**Stored data entries**
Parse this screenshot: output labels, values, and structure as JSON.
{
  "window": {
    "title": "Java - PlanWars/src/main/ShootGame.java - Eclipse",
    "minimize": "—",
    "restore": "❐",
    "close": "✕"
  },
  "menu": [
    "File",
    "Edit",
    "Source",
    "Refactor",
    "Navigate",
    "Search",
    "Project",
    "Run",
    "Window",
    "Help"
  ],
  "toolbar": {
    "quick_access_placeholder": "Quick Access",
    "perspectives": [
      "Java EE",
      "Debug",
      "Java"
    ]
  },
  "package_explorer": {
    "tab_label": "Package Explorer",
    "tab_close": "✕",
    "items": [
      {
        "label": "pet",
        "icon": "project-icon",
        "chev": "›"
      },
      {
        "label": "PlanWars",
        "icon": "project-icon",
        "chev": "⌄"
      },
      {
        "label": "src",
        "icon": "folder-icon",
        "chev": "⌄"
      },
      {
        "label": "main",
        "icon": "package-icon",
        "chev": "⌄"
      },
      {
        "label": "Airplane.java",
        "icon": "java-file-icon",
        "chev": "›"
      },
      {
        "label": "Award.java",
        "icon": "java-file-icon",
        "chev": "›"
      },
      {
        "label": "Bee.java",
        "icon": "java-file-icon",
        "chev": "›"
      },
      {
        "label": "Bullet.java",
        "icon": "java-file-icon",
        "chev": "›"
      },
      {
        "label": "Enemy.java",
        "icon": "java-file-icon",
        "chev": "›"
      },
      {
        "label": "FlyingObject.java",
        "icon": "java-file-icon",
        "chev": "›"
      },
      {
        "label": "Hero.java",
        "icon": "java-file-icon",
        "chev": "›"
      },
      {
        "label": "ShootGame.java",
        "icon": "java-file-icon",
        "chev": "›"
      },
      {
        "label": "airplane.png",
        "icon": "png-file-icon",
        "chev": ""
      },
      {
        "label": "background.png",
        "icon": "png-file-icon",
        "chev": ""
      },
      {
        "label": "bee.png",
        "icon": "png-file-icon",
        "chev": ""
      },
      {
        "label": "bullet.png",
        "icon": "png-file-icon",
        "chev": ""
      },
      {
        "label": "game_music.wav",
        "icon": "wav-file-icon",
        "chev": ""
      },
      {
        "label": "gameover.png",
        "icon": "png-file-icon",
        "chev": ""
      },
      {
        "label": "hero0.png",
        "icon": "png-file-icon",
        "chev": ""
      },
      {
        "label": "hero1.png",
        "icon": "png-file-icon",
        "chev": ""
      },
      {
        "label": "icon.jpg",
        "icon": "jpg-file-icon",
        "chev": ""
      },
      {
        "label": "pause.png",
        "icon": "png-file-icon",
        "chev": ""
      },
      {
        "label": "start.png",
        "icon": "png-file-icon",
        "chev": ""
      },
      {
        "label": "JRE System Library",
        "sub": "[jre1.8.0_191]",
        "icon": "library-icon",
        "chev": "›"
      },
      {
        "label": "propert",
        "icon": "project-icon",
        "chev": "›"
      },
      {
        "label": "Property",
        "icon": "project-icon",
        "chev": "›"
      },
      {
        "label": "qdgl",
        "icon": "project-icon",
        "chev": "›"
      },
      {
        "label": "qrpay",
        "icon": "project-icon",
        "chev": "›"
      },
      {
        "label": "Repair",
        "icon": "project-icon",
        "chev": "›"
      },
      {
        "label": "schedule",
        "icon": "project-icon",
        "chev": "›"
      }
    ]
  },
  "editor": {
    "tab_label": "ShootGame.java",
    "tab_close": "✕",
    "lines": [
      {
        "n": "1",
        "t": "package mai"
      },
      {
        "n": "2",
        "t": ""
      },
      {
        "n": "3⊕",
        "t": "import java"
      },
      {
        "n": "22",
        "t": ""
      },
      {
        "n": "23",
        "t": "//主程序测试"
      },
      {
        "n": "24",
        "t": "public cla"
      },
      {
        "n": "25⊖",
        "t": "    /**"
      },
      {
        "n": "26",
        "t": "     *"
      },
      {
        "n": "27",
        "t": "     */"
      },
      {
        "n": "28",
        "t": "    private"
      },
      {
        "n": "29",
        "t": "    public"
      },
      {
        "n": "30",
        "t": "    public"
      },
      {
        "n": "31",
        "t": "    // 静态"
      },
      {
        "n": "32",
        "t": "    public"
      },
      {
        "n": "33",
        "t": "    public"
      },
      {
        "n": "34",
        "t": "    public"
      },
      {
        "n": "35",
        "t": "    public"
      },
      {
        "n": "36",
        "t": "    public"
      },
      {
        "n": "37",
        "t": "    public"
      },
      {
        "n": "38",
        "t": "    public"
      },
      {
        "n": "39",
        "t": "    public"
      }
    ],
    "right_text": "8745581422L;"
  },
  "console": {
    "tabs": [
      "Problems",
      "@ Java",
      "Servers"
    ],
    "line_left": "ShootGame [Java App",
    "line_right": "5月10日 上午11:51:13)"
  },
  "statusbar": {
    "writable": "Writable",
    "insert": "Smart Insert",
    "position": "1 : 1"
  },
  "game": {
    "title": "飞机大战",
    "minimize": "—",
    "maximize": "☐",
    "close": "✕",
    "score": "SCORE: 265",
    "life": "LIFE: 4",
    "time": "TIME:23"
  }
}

**TASK PROMPT**
Restate the whole listing exactly, leaving out nothing.

**EXERCISE RESPONSE**
Parse this screenshot: output labels, values, and structure as JSON.
{
  "window": {
    "title": "Java - PlanWars/src/main/ShootGame.java - Eclipse",
    "minimize": "—",
    "restore": "❐",
    "close": "✕"
  },
  "menu": [
    "File",
    "Edit",
    "Source",
    "Refactor",
    "Navigate",
    "Search",
    "Project",
    "Run",
    "Window",
    "Help"
  ],
  "toolbar": {
    "quick_access_placeholder": "Quick Access",
    "perspectives": [
      "Java EE",
      "Debug",
      "Java"
    ]
  },
  "package_explorer": {
    "tab_label": "Package Explorer",
    "tab_close": "✕",
    "items": [
      {
        "label": "pet",
        "icon": "project-icon",
        "chev": "›"
      },
      {
        "label": "PlanWars",
        "icon": "project-icon",
        "chev": "⌄"
      },
      {
        "label": "src",
        "icon": "folder-icon",
        "chev": "⌄"
      },
      {
        "label": "main",
        "icon": "package-icon",
        "chev": "⌄"
      },
      {
        "label": "Airplane.java",
        "icon": "java-file-icon",
        "chev": "›"
      },
      {
        "label": "Award.java",
        "icon": "java-file-icon",
        "chev": "›"
      },
      {
        "label": "Bee.java",
        "icon": "java-file-icon",
        "chev": "›"
      },
      {
        "label": "Bullet.java",
        "icon": "java-file-icon",
        "chev": "›"
      },
      {
        "label": "Enemy.java",
        "icon": "java-file-icon",
        "chev": "›"
      },
      {
        "label": "FlyingObject.java",
        "icon": "java-file-icon",
        "chev": "›"
      },
      {
        "label": "Hero.java",
        "icon": "java-file-icon",
        "chev": "›"
      },
      {
        "label": "ShootGame.java",
        "icon": "java-file-icon",
        "chev": "›"
      },
      {
        "label": "airplane.png",
        "icon": "png-file-icon",
        "chev": ""
      },
      {
        "label": "background.png",
        "icon": "png-file-icon",
        "chev": ""
      },
      {
        "label": "bee.png",
        "icon": "png-file-icon",
        "chev": ""
      },
      {
        "label": "bullet.png",
        "icon": "png-file-icon",
        "chev": ""
      },
      {
        "label": "game_music.wav",
        "icon": "wav-file-icon",
        "chev": ""
      },
      {
        "label": "gameover.png",
        "icon": "png-file-icon",
        "chev": ""
      },
      {
        "label": "hero0.png",
        "icon": "png-file-icon",
        "chev": ""
      },
      {
        "label": "hero1.png",
        "icon": "png-file-icon",
        "chev": ""
      },
      {
        "label": "icon.jpg",
        "icon": "jpg-file-icon",
        "chev": ""
      },
      {
        "label": "pause.png",
        "icon": "png-file-icon",
        "chev": ""
      },
      {
        "label": "start.png",
        "icon": "png-file-icon",
        "chev": ""
      },
      {
        "label": "JRE System Library",
        "sub": "[jre1.8.0_191]",
        "icon": "library-icon",
        "chev": "›"
      },
      {
        "label": "propert",
        "icon": "project-icon",
        "chev": "›"
      },
      {
        "label": "Property",
        "icon": "project-icon",
        "chev": "›"
      },
      {
        "label": "qdgl",
        "icon": "project-icon",
        "chev": "›"
      },
      {
        "label": "qrpay",
        "icon": "project-icon",
        "chev": "›"
      },
      {
        "label": "Repair",
        "icon": "project-icon",
        "chev": "›"
      },
      {
        "label": "schedule",
        "icon": "project-icon",
        "chev": "›"
      }
    ]
  },
  "editor": {
    "tab_label": "ShootGame.java",
    "tab_close": "✕",
    "lines": [
      {
        "n": "1",
        "t": "package mai"
      },
      {
        "n": "2",
        "t": ""
      },
      {
        "n": "3⊕",
        "t": "import java"
      },
      {
        "n": "22",
        "t": ""
      },
      {
        "n": "23",
        "t": "//主程序测试"
      },
      {
        "n": "24",
        "t": "public cla"
      },
      {
        "n": "25⊖",
        "t": "    /**"
      },
      {
        "n": "26",
        "t": "     *"
      },
      {
        "n": "27",
        "t": "     */"
      },
      {
        "n": "28",
        "t": "    private"
      },
      {
        "n": "29",
        "t": "    public"
      },
      {
        "n": "30",
        "t": "    public"
      },
      {
        "n": "31",
        "t": "    // 静态"
      },
      {
        "n": "32",
        "t": "    public"
      },
      {
        "n": "33",
        "t": "    public"
      },
      {
        "n": "34",
        "t": "    public"
      },
      {
        "n": "35",
        "t": "    public"
      },
      {
        "n": "36",
        "t": "    public"
      },
      {
        "n": "37",
        "t": "    public"
      },
      {
        "n": "38",
        "t": "    public"
      },
      {
        "n": "39",
        "t": "    public"
      }
    ],
    "right_text": "8745581422L;"
  },
  "console": {
    "tabs": [
      "Problems",
      "@ Java",
      "Servers"
    ],
    "line_left": "ShootGame [Java App",
    "line_right": "5月10日 上午11:51:13)"
  },
  "statusbar": {
    "writable": "Writable",
    "insert": "Smart Insert",
    "position": "1 : 1"
  },
  "game": {
    "title": "飞机大战",
    "minimize": "—",
    "maximize": "☐",
    "close": "✕",
    "score": "SCORE: 265",
    "life": "LIFE: 4",
    "time": "TIME:23"
  }
}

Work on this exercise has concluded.